- [WHAT IS REQUIRED] Look through the material below for "Auto". Copy every line that contains it.

# Start of ENTRIES SUPPLIED

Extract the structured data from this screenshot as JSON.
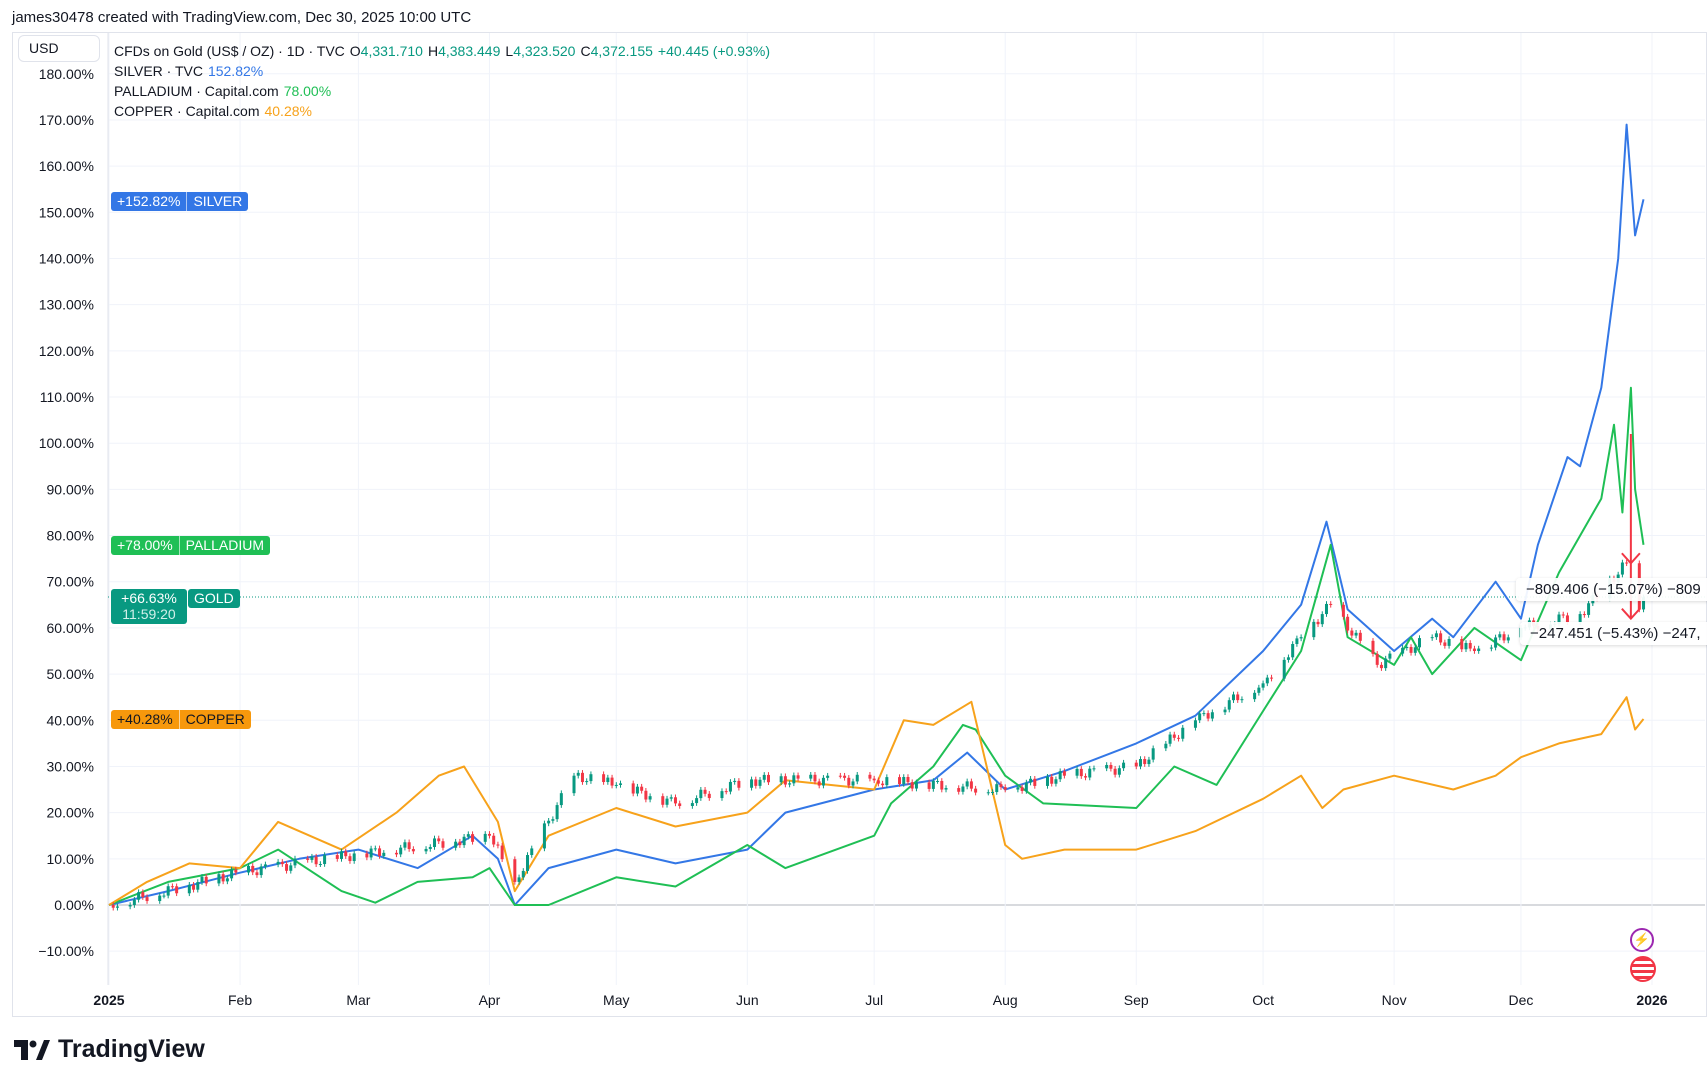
{
  "credit": "james30478 created with TradingView.com, Dec 30, 2025 10:00 UTC",
  "currency_button": "USD",
  "legend": {
    "main": {
      "label": "CFDs on Gold (US$ / OZ) · 1D · TVC",
      "o_label": "O",
      "o": "4,331.710",
      "h_label": "H",
      "h": "4,383.449",
      "l_label": "L",
      "l": "4,323.520",
      "c_label": "C",
      "c": "4,372.155",
      "change": "+40.445 (+0.93%)"
    },
    "silver": {
      "label": "SILVER · TVC",
      "value": "152.82%"
    },
    "palladium": {
      "label": "PALLADIUM · Capital.com",
      "value": "78.00%"
    },
    "copper": {
      "label": "COPPER · Capital.com",
      "value": "40.28%"
    }
  },
  "tags": {
    "silver": {
      "value": "+152.82%",
      "name": "SILVER"
    },
    "palladium": {
      "value": "+78.00%",
      "name": "PALLADIUM"
    },
    "gold": {
      "value": "+66.63%",
      "countdown": "11:59:20",
      "name": "GOLD"
    },
    "copper": {
      "value": "+40.28%",
      "name": "COPPER"
    }
  },
  "measure": {
    "upper": "−809.406 (−15.07%) −809",
    "lower": "−247.451 (−5.43%) −247,"
  },
  "brand": "TradingView",
  "colors": {
    "silver": "#3377e6",
    "palladium": "#1fbf55",
    "copper": "#f7a21b",
    "gold_up": "#089981",
    "gold_down": "#f23645",
    "measure": "#f23645"
  },
  "chart_data": {
    "type": "line",
    "ylim": [
      -15,
      182
    ],
    "xlim": [
      "2025-01-01",
      "2026-01-10"
    ],
    "y_ticks": [
      "-10",
      "0",
      "10",
      "20",
      "30",
      "40",
      "50",
      "60",
      "70",
      "80",
      "90",
      "100",
      "110",
      "120",
      "130",
      "140",
      "150",
      "160",
      "170",
      "180"
    ],
    "y_tick_labels": [
      "−10.00%",
      "0.00%",
      "10.00%",
      "20.00%",
      "30.00%",
      "40.00%",
      "50.00%",
      "60.00%",
      "70.00%",
      "80.00%",
      "90.00%",
      "100.00%",
      "110.00%",
      "120.00%",
      "130.00%",
      "140.00%",
      "150.00%",
      "160.00%",
      "170.00%",
      "180.00%"
    ],
    "x_ticks": [
      {
        "date": "2025-01-01",
        "label": "2025"
      },
      {
        "date": "2025-02-01",
        "label": "Feb"
      },
      {
        "date": "2025-03-01",
        "label": "Mar"
      },
      {
        "date": "2025-04-01",
        "label": "Apr"
      },
      {
        "date": "2025-05-01",
        "label": "May"
      },
      {
        "date": "2025-06-01",
        "label": "Jun"
      },
      {
        "date": "2025-07-01",
        "label": "Jul"
      },
      {
        "date": "2025-08-01",
        "label": "Aug"
      },
      {
        "date": "2025-09-01",
        "label": "Sep"
      },
      {
        "date": "2025-10-01",
        "label": "Oct"
      },
      {
        "date": "2025-11-01",
        "label": "Nov"
      },
      {
        "date": "2025-12-01",
        "label": "Dec"
      },
      {
        "date": "2026-01-01",
        "label": "2026"
      }
    ],
    "grid": true,
    "series": [
      {
        "name": "SILVER",
        "key": "silver",
        "points": [
          [
            "2025-01-01",
            0
          ],
          [
            "2025-01-15",
            3
          ],
          [
            "2025-02-01",
            7
          ],
          [
            "2025-02-15",
            10
          ],
          [
            "2025-03-01",
            12
          ],
          [
            "2025-03-15",
            8
          ],
          [
            "2025-03-28",
            15
          ],
          [
            "2025-04-03",
            10
          ],
          [
            "2025-04-07",
            0
          ],
          [
            "2025-04-15",
            8
          ],
          [
            "2025-05-01",
            12
          ],
          [
            "2025-05-15",
            9
          ],
          [
            "2025-06-01",
            12
          ],
          [
            "2025-06-10",
            20
          ],
          [
            "2025-07-01",
            25
          ],
          [
            "2025-07-15",
            27
          ],
          [
            "2025-07-23",
            33
          ],
          [
            "2025-08-01",
            25
          ],
          [
            "2025-08-15",
            29
          ],
          [
            "2025-09-01",
            35
          ],
          [
            "2025-09-15",
            41
          ],
          [
            "2025-10-01",
            55
          ],
          [
            "2025-10-10",
            65
          ],
          [
            "2025-10-16",
            83
          ],
          [
            "2025-10-21",
            64
          ],
          [
            "2025-11-01",
            55
          ],
          [
            "2025-11-10",
            62
          ],
          [
            "2025-11-15",
            58
          ],
          [
            "2025-11-25",
            70
          ],
          [
            "2025-12-01",
            62
          ],
          [
            "2025-12-05",
            78
          ],
          [
            "2025-12-12",
            97
          ],
          [
            "2025-12-15",
            95
          ],
          [
            "2025-12-20",
            112
          ],
          [
            "2025-12-24",
            140
          ],
          [
            "2025-12-26",
            169
          ],
          [
            "2025-12-28",
            145
          ],
          [
            "2025-12-30",
            152.82
          ]
        ]
      },
      {
        "name": "PALLADIUM",
        "key": "palladium",
        "points": [
          [
            "2025-01-01",
            0
          ],
          [
            "2025-01-15",
            5
          ],
          [
            "2025-02-01",
            8
          ],
          [
            "2025-02-10",
            12
          ],
          [
            "2025-02-25",
            3
          ],
          [
            "2025-03-05",
            0.5
          ],
          [
            "2025-03-15",
            5
          ],
          [
            "2025-03-28",
            6
          ],
          [
            "2025-04-01",
            8
          ],
          [
            "2025-04-07",
            0
          ],
          [
            "2025-04-15",
            0
          ],
          [
            "2025-05-01",
            6
          ],
          [
            "2025-05-15",
            4
          ],
          [
            "2025-06-01",
            13
          ],
          [
            "2025-06-10",
            8
          ],
          [
            "2025-07-01",
            15
          ],
          [
            "2025-07-05",
            22
          ],
          [
            "2025-07-15",
            30
          ],
          [
            "2025-07-22",
            39
          ],
          [
            "2025-07-25",
            38
          ],
          [
            "2025-08-01",
            28
          ],
          [
            "2025-08-10",
            22
          ],
          [
            "2025-09-01",
            21
          ],
          [
            "2025-09-10",
            30
          ],
          [
            "2025-09-20",
            26
          ],
          [
            "2025-10-01",
            42
          ],
          [
            "2025-10-10",
            55
          ],
          [
            "2025-10-17",
            78
          ],
          [
            "2025-10-21",
            58
          ],
          [
            "2025-11-01",
            52
          ],
          [
            "2025-11-05",
            58
          ],
          [
            "2025-11-10",
            50
          ],
          [
            "2025-11-20",
            60
          ],
          [
            "2025-12-01",
            53
          ],
          [
            "2025-12-10",
            72
          ],
          [
            "2025-12-20",
            88
          ],
          [
            "2025-12-23",
            104
          ],
          [
            "2025-12-25",
            85
          ],
          [
            "2025-12-27",
            112
          ],
          [
            "2025-12-28",
            90
          ],
          [
            "2025-12-30",
            78
          ]
        ]
      },
      {
        "name": "COPPER",
        "key": "copper",
        "points": [
          [
            "2025-01-01",
            0
          ],
          [
            "2025-01-10",
            5
          ],
          [
            "2025-01-20",
            9
          ],
          [
            "2025-02-01",
            8
          ],
          [
            "2025-02-10",
            18
          ],
          [
            "2025-02-25",
            12
          ],
          [
            "2025-03-10",
            20
          ],
          [
            "2025-03-20",
            28
          ],
          [
            "2025-03-26",
            30
          ],
          [
            "2025-04-03",
            18
          ],
          [
            "2025-04-07",
            3
          ],
          [
            "2025-04-15",
            15
          ],
          [
            "2025-05-01",
            21
          ],
          [
            "2025-05-15",
            17
          ],
          [
            "2025-06-01",
            20
          ],
          [
            "2025-06-10",
            27
          ],
          [
            "2025-07-01",
            25
          ],
          [
            "2025-07-08",
            40
          ],
          [
            "2025-07-15",
            39
          ],
          [
            "2025-07-24",
            44
          ],
          [
            "2025-08-01",
            13
          ],
          [
            "2025-08-05",
            10
          ],
          [
            "2025-08-15",
            12
          ],
          [
            "2025-09-01",
            12
          ],
          [
            "2025-09-15",
            16
          ],
          [
            "2025-10-01",
            23
          ],
          [
            "2025-10-10",
            28
          ],
          [
            "2025-10-15",
            21
          ],
          [
            "2025-10-20",
            25
          ],
          [
            "2025-11-01",
            28
          ],
          [
            "2025-11-15",
            25
          ],
          [
            "2025-11-25",
            28
          ],
          [
            "2025-12-01",
            32
          ],
          [
            "2025-12-10",
            35
          ],
          [
            "2025-12-20",
            37
          ],
          [
            "2025-12-26",
            45
          ],
          [
            "2025-12-28",
            38
          ],
          [
            "2025-12-30",
            40.28
          ]
        ]
      },
      {
        "name": "GOLD",
        "key": "gold",
        "style": "candles",
        "points": [
          [
            "2025-01-01",
            0
          ],
          [
            "2025-02-01",
            7
          ],
          [
            "2025-03-01",
            11
          ],
          [
            "2025-04-01",
            15
          ],
          [
            "2025-04-07",
            5
          ],
          [
            "2025-04-21",
            28
          ],
          [
            "2025-05-01",
            26
          ],
          [
            "2025-05-15",
            22
          ],
          [
            "2025-06-01",
            27
          ],
          [
            "2025-07-01",
            27
          ],
          [
            "2025-08-01",
            25
          ],
          [
            "2025-08-15",
            28
          ],
          [
            "2025-09-01",
            30
          ],
          [
            "2025-09-15",
            40
          ],
          [
            "2025-10-01",
            48
          ],
          [
            "2025-10-10",
            58
          ],
          [
            "2025-10-17",
            65
          ],
          [
            "2025-10-28",
            52
          ],
          [
            "2025-11-10",
            58
          ],
          [
            "2025-11-20",
            55
          ],
          [
            "2025-12-01",
            60
          ],
          [
            "2025-12-15",
            63
          ],
          [
            "2025-12-26",
            74
          ],
          [
            "2025-12-29",
            64
          ],
          [
            "2025-12-30",
            66.63
          ]
        ]
      }
    ]
  }
}
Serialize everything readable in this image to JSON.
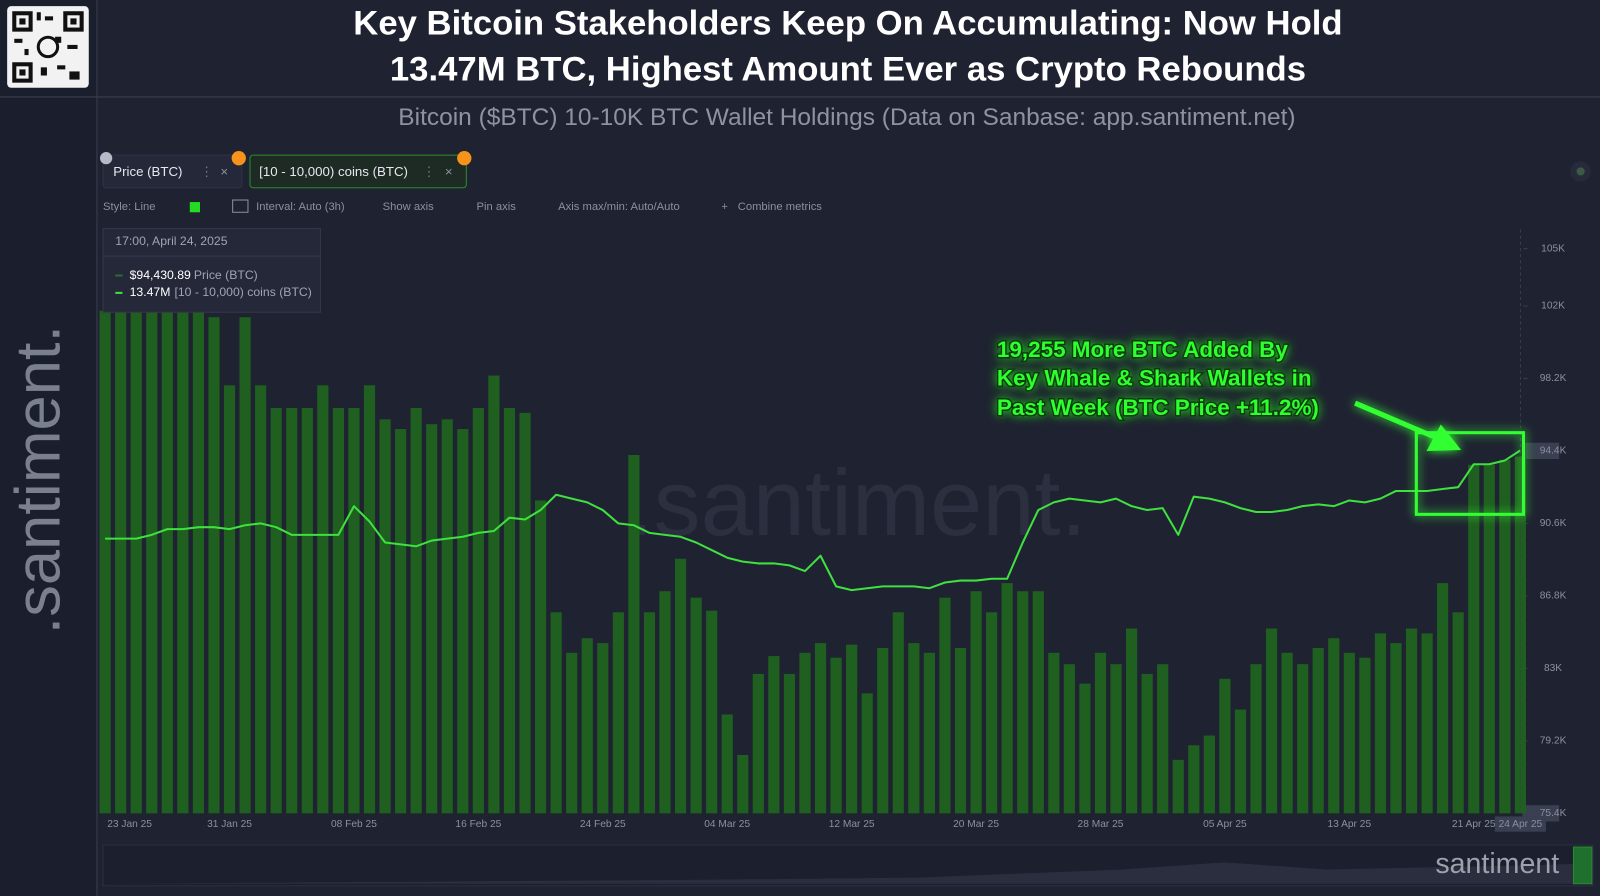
{
  "chart_data": {
    "type": "combo",
    "title": [
      "Key Bitcoin Stakeholders Keep On Accumulating: Now Hold",
      "13.47M BTC, Highest Amount Ever as Crypto Rebounds"
    ],
    "subtitle": "Bitcoin ($BTC) 10-10K BTC Wallet Holdings (Data on Sanbase: app.santiment.net)",
    "toolbar": [
      "Style: Line",
      "Interval: Auto (3h)",
      "Show axis",
      "Pin axis",
      "Axis max/min: Auto/Auto",
      "Combine metrics"
    ],
    "tooltip": {
      "date": "17:00, April 24, 2025",
      "price_label": "$94,430.89",
      "holdings_label": "13.47M"
    },
    "annotation": [
      "19,255 More BTC Added By",
      "Key Whale & Shark Wallets in",
      "Past Week (BTC Price +11.2%)"
    ],
    "watermark": ".santiment.",
    "footer_logo": "santiment",
    "categories": [
      "23 Jan 25",
      null,
      null,
      null,
      null,
      null,
      null,
      null,
      "31 Jan 25",
      null,
      null,
      null,
      null,
      null,
      null,
      null,
      "08 Feb 25",
      null,
      null,
      null,
      null,
      null,
      null,
      null,
      "16 Feb 25",
      null,
      null,
      null,
      null,
      null,
      null,
      null,
      "24 Feb 25",
      null,
      null,
      null,
      null,
      null,
      null,
      null,
      "04 Mar 25",
      null,
      null,
      null,
      null,
      null,
      null,
      null,
      "12 Mar 25",
      null,
      null,
      null,
      null,
      null,
      null,
      null,
      "20 Mar 25",
      null,
      null,
      null,
      null,
      null,
      null,
      null,
      "28 Mar 25",
      null,
      null,
      null,
      null,
      null,
      null,
      null,
      "05 Apr 25",
      null,
      null,
      null,
      null,
      null,
      null,
      null,
      "13 Apr 25",
      null,
      null,
      null,
      null,
      null,
      null,
      null,
      "21 Apr 25",
      null,
      null,
      "24 Apr 25"
    ],
    "series": [
      {
        "name": "[10 - 10,000) coins (BTC)",
        "type": "bar",
        "axis": "y2",
        "color": "#1f5f1f",
        "values": [
          13.56,
          13.56,
          13.56,
          13.56,
          13.56,
          13.56,
          13.56,
          13.556,
          13.514,
          13.556,
          13.514,
          13.5,
          13.5,
          13.5,
          13.514,
          13.5,
          13.5,
          13.514,
          13.493,
          13.487,
          13.5,
          13.49,
          13.493,
          13.487,
          13.5,
          13.52,
          13.5,
          13.497,
          13.443,
          13.374,
          13.349,
          13.358,
          13.355,
          13.374,
          13.471,
          13.374,
          13.387,
          13.407,
          13.383,
          13.375,
          13.311,
          13.286,
          13.336,
          13.347,
          13.336,
          13.349,
          13.355,
          13.346,
          13.354,
          13.324,
          13.352,
          13.374,
          13.355,
          13.349,
          13.383,
          13.352,
          13.387,
          13.374,
          13.392,
          13.387,
          13.387,
          13.349,
          13.342,
          13.33,
          13.349,
          13.342,
          13.364,
          13.336,
          13.342,
          13.283,
          13.292,
          13.298,
          13.333,
          13.314,
          13.342,
          13.364,
          13.349,
          13.342,
          13.352,
          13.358,
          13.349,
          13.346,
          13.361,
          13.355,
          13.364,
          13.361,
          13.392,
          13.374,
          13.465,
          13.465,
          13.468,
          13.47
        ]
      },
      {
        "name": "Price (BTC)",
        "type": "line",
        "color": "#3fe03f",
        "values": [
          89800,
          89800,
          89800,
          90000,
          90300,
          90300,
          90400,
          90400,
          90300,
          90500,
          90600,
          90400,
          90000,
          90000,
          90000,
          90000,
          91500,
          90700,
          89600,
          89500,
          89400,
          89700,
          89800,
          89900,
          90100,
          90200,
          90900,
          90800,
          91300,
          92100,
          91900,
          91700,
          91300,
          90600,
          90500,
          90100,
          90000,
          89900,
          89600,
          89200,
          88800,
          88600,
          88500,
          88500,
          88400,
          88100,
          88900,
          87300,
          87100,
          87200,
          87300,
          87300,
          87300,
          87200,
          87500,
          87600,
          87600,
          87700,
          87700,
          89600,
          91300,
          91700,
          91900,
          91800,
          91700,
          91900,
          91500,
          91300,
          91400,
          90000,
          92000,
          91900,
          91700,
          91400,
          91200,
          91200,
          91300,
          91500,
          91600,
          91500,
          91800,
          91700,
          91900,
          92300,
          92300,
          92300,
          92400,
          92500,
          93700,
          93700,
          93900,
          94430.89
        ]
      }
    ],
    "ylim": [
      75400,
      106000
    ],
    "yticks": [
      {
        "value": 75400,
        "label": "75.4K"
      },
      {
        "value": 79200,
        "label": "79.2K"
      },
      {
        "value": 83000,
        "label": "83K"
      },
      {
        "value": 86800,
        "label": "86.8K"
      },
      {
        "value": 90600,
        "label": "90.6K"
      },
      {
        "value": 94400,
        "label": "94.4K"
      },
      {
        "value": 98200,
        "label": "98.2K"
      },
      {
        "value": 102000,
        "label": "102K"
      },
      {
        "value": 105000,
        "label": "105K"
      }
    ],
    "y2lim": [
      13.25,
      13.61
    ],
    "grid": false
  }
}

# End of ENTRIES SUPPLIED

- [OUTPUT BELOW]
      "Interval: Auto (3h)",
      "Axis max/min: Auto/Auto",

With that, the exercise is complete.